- **TASK BRIEF**:
Pick out every line with the word "right" and copy it.

- **Records about charts and figures**:
---

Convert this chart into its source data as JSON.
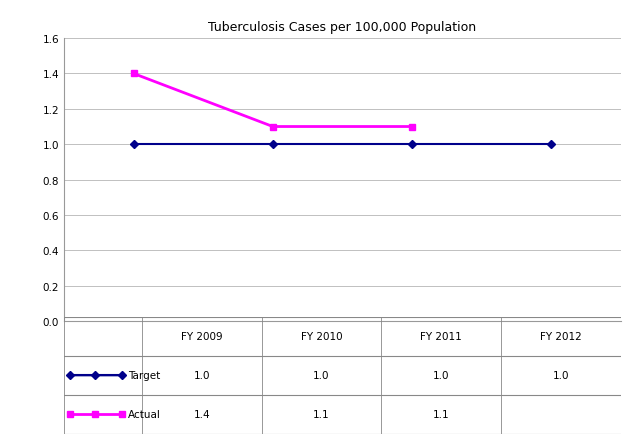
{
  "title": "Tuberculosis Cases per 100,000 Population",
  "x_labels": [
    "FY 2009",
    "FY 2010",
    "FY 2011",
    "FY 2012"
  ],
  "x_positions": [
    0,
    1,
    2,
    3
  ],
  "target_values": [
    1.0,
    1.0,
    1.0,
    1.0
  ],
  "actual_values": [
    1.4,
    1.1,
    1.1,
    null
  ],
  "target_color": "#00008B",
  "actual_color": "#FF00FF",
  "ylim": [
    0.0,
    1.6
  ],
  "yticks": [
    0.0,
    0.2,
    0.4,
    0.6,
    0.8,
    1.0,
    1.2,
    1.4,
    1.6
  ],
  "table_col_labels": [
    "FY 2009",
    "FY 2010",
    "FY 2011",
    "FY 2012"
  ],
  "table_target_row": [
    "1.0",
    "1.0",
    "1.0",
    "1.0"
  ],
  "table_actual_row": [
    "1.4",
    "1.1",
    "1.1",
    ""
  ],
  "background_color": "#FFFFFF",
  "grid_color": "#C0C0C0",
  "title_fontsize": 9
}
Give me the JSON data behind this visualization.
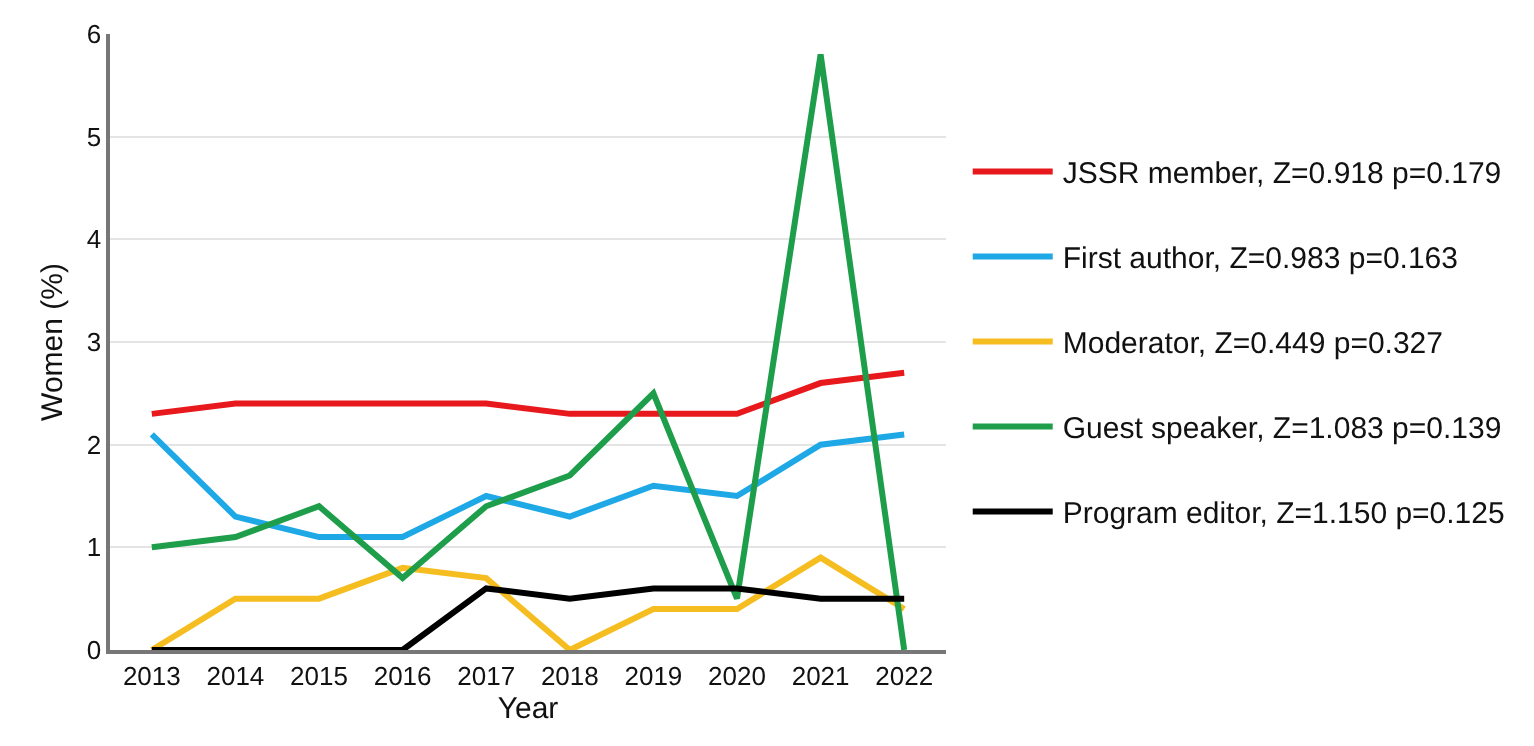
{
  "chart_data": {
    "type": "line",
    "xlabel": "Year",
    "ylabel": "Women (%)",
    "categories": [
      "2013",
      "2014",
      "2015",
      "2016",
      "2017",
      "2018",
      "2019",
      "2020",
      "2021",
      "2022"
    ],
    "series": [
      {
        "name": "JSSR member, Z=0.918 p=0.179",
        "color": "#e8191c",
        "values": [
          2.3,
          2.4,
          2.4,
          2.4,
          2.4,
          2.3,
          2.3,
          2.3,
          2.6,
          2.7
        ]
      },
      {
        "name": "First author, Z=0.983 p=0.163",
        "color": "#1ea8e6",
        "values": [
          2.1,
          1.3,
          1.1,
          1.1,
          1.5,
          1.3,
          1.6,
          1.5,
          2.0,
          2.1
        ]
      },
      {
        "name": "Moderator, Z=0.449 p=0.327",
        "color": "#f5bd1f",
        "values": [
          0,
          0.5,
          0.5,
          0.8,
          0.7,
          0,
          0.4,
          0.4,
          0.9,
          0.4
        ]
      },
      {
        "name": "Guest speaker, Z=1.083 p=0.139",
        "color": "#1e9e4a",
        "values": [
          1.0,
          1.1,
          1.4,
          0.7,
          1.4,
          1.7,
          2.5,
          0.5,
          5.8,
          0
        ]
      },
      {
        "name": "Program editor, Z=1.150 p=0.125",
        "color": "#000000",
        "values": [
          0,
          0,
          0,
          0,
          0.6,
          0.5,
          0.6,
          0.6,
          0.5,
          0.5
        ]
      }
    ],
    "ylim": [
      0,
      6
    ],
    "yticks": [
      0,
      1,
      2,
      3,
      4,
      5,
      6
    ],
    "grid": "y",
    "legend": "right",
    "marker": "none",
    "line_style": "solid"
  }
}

---

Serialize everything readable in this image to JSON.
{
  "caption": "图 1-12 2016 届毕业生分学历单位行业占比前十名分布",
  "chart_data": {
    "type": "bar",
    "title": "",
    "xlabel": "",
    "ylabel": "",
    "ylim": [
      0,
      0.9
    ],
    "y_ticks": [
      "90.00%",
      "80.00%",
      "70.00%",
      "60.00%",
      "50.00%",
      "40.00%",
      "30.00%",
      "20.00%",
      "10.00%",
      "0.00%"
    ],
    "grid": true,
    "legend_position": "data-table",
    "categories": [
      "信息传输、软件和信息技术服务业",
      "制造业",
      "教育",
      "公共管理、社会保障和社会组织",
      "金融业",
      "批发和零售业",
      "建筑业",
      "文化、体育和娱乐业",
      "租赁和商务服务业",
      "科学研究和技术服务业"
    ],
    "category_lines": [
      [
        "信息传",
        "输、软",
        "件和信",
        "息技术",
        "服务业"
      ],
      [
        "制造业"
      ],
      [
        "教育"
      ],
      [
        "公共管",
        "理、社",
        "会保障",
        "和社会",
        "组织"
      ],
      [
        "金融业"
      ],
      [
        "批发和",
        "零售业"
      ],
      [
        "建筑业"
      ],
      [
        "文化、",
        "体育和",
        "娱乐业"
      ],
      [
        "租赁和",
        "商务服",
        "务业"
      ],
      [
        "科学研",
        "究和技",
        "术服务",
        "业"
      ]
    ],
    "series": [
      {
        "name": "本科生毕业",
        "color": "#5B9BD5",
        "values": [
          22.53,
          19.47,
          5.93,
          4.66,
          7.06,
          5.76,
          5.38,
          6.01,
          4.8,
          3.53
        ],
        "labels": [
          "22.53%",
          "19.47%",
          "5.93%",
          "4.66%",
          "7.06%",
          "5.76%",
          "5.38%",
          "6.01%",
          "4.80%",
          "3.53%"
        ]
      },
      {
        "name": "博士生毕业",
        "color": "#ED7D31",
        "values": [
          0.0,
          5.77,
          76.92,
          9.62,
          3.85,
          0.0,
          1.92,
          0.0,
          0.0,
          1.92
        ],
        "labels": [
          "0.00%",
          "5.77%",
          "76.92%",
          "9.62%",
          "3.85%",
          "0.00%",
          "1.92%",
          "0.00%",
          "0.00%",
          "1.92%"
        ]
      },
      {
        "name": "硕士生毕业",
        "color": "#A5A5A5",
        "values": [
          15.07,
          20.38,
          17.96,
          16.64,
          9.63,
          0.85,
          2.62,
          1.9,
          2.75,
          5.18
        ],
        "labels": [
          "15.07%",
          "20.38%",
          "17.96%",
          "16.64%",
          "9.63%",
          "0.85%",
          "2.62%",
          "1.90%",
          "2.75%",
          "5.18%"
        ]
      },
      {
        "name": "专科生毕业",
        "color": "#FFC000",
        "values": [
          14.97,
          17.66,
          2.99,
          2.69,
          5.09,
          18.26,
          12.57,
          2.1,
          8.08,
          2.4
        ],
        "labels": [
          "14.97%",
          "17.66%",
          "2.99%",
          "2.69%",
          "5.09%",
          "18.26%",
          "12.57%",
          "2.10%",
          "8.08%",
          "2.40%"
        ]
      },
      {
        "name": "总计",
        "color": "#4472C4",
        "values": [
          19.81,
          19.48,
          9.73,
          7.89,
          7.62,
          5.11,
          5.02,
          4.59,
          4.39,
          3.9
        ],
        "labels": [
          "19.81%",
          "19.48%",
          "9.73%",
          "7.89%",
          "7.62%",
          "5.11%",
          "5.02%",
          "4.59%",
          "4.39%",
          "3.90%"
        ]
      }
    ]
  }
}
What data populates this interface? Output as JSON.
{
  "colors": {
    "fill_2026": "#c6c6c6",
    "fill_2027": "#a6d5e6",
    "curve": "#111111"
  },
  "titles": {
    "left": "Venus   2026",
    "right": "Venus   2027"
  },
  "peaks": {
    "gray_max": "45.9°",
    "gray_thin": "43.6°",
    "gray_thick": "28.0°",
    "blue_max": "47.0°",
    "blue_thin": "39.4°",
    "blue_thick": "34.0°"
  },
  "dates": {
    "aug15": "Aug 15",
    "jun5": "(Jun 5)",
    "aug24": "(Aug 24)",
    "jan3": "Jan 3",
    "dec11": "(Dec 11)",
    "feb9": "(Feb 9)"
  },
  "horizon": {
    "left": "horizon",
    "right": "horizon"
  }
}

---

- **EXERCISE ANSWER**:
    "legend": "right",
    "right": "Venus   2027"
    "right": "horizon"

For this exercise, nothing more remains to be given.